Repeat the rows word for word, starting at the first row and stopping after the row that contains "connector-dot[interactable] <box>467 324".

- [Material provided]:
== == ==

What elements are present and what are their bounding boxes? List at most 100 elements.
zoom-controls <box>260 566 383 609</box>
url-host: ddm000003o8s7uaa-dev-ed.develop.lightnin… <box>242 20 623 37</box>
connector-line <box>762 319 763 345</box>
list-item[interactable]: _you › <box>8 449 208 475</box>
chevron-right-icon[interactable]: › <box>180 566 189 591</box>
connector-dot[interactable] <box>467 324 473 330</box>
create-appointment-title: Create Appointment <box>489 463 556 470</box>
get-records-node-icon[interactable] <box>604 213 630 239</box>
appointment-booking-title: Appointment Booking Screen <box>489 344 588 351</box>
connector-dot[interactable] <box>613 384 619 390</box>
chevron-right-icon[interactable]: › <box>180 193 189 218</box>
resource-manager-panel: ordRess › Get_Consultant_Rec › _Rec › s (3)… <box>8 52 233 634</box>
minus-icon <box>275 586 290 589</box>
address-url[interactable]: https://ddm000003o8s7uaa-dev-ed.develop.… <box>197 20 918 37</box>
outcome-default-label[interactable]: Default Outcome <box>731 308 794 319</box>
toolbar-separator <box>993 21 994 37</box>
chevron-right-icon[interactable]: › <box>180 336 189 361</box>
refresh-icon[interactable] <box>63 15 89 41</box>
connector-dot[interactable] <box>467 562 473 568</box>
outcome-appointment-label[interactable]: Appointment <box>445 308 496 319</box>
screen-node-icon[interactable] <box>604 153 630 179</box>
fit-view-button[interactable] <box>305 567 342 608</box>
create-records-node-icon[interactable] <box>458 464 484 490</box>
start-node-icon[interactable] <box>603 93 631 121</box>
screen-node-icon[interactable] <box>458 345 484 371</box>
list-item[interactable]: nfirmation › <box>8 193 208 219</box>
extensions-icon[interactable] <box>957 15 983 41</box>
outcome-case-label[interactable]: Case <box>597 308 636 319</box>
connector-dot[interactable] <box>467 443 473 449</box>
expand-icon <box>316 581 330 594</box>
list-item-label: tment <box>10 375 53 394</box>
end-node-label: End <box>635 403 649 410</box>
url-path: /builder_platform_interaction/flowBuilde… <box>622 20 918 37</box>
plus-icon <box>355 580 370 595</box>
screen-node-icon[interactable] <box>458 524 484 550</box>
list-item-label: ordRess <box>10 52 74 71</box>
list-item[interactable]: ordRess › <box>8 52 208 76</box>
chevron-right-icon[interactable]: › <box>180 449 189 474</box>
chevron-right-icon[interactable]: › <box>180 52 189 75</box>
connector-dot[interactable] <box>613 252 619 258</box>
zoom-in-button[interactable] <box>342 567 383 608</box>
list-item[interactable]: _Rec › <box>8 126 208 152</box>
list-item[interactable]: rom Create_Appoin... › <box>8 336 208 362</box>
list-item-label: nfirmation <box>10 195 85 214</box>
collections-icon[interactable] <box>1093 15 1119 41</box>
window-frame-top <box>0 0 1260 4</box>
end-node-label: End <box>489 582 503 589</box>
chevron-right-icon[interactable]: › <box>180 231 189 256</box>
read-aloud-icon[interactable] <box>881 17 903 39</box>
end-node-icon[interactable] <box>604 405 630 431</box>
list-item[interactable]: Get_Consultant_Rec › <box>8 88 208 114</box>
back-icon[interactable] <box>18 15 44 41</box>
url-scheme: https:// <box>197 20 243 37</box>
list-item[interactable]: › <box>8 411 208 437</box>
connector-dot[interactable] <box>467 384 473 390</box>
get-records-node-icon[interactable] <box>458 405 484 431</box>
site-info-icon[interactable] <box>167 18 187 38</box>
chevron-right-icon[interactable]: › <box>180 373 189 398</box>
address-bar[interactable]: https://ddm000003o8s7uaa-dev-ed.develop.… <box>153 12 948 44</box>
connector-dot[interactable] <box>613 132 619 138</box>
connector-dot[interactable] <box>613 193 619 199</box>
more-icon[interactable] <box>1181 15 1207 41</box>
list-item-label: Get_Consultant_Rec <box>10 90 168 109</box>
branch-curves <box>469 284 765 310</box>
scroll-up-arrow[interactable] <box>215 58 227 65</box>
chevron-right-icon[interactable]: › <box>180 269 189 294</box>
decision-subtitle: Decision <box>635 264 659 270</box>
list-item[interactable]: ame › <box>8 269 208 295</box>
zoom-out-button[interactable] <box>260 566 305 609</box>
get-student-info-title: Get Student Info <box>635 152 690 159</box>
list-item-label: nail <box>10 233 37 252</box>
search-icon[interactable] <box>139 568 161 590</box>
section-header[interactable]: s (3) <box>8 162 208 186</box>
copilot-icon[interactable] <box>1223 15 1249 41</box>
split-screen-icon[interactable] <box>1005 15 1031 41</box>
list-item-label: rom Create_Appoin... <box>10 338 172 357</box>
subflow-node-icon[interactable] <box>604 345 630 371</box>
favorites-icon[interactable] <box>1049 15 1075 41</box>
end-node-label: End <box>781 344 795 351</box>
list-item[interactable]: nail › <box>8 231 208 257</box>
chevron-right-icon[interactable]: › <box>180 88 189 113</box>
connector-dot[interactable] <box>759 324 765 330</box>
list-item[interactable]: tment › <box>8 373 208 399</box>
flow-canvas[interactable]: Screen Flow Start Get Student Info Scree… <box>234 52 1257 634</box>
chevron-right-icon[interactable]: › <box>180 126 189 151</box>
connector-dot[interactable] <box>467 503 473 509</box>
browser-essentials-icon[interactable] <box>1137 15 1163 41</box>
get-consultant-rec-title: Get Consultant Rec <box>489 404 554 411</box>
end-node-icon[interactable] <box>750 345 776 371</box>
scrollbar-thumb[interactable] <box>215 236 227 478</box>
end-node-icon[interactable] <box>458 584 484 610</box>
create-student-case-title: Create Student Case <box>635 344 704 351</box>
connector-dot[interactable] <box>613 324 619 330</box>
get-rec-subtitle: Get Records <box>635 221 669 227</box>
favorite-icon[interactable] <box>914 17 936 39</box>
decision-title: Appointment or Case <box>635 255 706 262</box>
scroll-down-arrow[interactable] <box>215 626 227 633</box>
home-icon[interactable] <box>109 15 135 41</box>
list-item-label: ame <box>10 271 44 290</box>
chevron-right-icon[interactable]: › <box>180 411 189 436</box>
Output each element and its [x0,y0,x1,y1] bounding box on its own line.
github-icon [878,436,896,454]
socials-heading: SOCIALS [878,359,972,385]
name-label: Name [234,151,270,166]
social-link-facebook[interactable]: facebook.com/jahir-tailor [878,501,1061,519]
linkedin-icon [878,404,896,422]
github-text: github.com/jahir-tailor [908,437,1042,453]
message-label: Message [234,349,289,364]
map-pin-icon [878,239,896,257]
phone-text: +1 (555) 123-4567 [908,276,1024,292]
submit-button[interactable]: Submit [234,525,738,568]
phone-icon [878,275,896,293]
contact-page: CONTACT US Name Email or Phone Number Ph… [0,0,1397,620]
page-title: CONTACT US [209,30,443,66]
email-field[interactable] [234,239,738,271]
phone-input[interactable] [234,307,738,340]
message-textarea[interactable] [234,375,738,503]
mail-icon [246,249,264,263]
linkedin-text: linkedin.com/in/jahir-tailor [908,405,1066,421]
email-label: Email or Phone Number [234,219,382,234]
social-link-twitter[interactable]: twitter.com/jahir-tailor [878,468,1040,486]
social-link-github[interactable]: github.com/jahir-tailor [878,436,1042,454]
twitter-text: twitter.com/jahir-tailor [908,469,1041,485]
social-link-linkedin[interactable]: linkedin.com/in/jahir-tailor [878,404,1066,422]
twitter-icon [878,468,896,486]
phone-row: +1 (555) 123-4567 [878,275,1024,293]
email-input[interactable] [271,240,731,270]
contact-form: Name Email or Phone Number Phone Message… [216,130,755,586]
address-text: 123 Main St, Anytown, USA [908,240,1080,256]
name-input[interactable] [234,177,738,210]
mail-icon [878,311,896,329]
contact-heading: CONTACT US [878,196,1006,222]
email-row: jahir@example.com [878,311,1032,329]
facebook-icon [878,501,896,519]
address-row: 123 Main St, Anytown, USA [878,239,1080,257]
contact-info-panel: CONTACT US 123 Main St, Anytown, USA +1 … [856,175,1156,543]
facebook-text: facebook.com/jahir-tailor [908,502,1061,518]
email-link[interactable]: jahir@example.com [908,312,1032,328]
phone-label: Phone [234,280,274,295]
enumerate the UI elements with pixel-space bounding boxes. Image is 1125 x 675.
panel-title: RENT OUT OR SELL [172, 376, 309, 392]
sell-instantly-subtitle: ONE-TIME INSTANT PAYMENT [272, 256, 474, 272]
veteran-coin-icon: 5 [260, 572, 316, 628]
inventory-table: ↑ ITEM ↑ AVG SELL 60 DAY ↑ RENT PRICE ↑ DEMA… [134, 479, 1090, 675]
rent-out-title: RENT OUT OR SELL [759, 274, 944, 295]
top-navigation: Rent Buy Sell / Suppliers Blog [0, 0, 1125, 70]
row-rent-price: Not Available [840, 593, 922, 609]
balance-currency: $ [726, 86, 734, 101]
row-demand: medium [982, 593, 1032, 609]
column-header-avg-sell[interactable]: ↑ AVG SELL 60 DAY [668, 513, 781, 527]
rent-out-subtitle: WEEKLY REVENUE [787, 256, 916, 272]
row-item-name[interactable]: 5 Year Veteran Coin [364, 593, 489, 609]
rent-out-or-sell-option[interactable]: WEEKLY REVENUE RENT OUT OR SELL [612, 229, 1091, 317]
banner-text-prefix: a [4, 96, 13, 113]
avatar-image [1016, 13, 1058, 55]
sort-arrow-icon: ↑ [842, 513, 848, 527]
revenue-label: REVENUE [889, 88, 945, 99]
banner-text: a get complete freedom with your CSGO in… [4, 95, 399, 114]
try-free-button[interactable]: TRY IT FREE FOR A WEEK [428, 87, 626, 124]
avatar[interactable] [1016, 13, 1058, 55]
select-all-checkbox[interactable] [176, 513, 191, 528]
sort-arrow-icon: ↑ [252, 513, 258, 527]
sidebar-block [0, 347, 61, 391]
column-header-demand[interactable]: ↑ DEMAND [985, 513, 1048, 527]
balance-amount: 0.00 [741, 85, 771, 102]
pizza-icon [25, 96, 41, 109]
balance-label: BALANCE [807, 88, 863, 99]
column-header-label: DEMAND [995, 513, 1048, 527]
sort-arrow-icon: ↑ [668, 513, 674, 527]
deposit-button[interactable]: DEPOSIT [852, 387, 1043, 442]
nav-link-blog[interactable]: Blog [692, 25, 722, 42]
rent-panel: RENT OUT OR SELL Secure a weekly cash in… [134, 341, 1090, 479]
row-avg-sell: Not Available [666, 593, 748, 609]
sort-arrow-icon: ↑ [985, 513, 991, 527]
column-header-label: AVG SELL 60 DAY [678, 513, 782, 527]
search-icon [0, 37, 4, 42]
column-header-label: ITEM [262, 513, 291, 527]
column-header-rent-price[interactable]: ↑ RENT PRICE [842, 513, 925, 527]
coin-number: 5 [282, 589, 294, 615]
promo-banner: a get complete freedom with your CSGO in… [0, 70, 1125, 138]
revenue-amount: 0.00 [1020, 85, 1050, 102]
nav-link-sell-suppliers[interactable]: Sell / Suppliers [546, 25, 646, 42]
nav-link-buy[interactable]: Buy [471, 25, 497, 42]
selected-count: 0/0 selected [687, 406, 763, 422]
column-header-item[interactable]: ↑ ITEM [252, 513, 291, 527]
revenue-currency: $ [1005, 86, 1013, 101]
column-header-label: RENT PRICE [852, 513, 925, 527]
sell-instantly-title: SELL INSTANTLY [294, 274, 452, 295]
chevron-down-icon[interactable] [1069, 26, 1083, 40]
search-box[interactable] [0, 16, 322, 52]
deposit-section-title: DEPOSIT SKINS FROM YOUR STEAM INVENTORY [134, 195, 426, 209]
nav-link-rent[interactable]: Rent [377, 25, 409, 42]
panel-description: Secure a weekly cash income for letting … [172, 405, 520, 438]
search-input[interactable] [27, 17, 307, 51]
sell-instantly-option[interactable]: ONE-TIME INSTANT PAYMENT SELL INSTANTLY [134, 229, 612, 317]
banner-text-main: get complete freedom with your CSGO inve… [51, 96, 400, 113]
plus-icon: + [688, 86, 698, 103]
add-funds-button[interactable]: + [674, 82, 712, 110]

== == ==

- [Response]:
What elements are present and what are their bounding boxes? List at most 100 elements.
zoom-controls <box>260 566 383 609</box>
url-host: ddm000003o8s7uaa-dev-ed.develop.lightnin… <box>242 20 623 37</box>
connector-line <box>762 319 763 345</box>
list-item[interactable]: _you › <box>8 449 208 475</box>
chevron-right-icon[interactable]: › <box>180 566 189 591</box>
connector-dot[interactable] <box>467 324 473 330</box>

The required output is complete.